• [What to do] Rewrite the entries below with "Relative Intensity" switched to "Normalized Intensity", and keep every other part unchanged.

== Data provided ==

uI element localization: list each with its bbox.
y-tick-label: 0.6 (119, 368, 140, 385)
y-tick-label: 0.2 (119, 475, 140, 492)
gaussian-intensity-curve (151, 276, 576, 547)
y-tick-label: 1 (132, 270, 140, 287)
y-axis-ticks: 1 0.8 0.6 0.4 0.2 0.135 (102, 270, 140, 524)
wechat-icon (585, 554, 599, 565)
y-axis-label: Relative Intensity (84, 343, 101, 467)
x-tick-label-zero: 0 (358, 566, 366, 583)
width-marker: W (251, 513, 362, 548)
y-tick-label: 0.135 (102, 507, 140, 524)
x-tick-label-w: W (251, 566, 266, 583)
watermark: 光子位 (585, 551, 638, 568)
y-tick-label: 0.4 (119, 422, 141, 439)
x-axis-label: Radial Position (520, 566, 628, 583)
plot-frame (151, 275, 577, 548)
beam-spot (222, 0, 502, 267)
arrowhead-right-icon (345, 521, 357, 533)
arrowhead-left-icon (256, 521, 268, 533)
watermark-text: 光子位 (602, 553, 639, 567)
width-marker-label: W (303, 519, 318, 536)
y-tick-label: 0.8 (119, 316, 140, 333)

===

• [Full output]
uI element localization: list each with its bbox.
y-tick-label: 0.6 (119, 368, 140, 385)
y-tick-label: 0.2 (119, 475, 140, 492)
gaussian-intensity-curve (151, 276, 576, 547)
y-tick-label: 1 (132, 270, 140, 287)
y-axis-ticks: 1 0.8 0.6 0.4 0.2 0.135 (102, 270, 140, 524)
wechat-icon (585, 554, 599, 565)
y-axis-label: Normalized Intensity (84, 343, 101, 467)
x-tick-label-zero: 0 (358, 566, 366, 583)
width-marker: W (251, 513, 362, 548)
y-tick-label: 0.135 (102, 507, 140, 524)
x-tick-label-w: W (251, 566, 266, 583)
watermark: 光子位 (585, 551, 638, 568)
y-tick-label: 0.4 (119, 422, 141, 439)
x-axis-label: Radial Position (520, 566, 628, 583)
plot-frame (151, 275, 577, 548)
beam-spot (222, 0, 502, 267)
arrowhead-right-icon (345, 521, 357, 533)
arrowhead-left-icon (256, 521, 268, 533)
watermark-text: 光子位 (602, 553, 639, 567)
width-marker-label: W (303, 519, 318, 536)
y-tick-label: 0.8 (119, 316, 140, 333)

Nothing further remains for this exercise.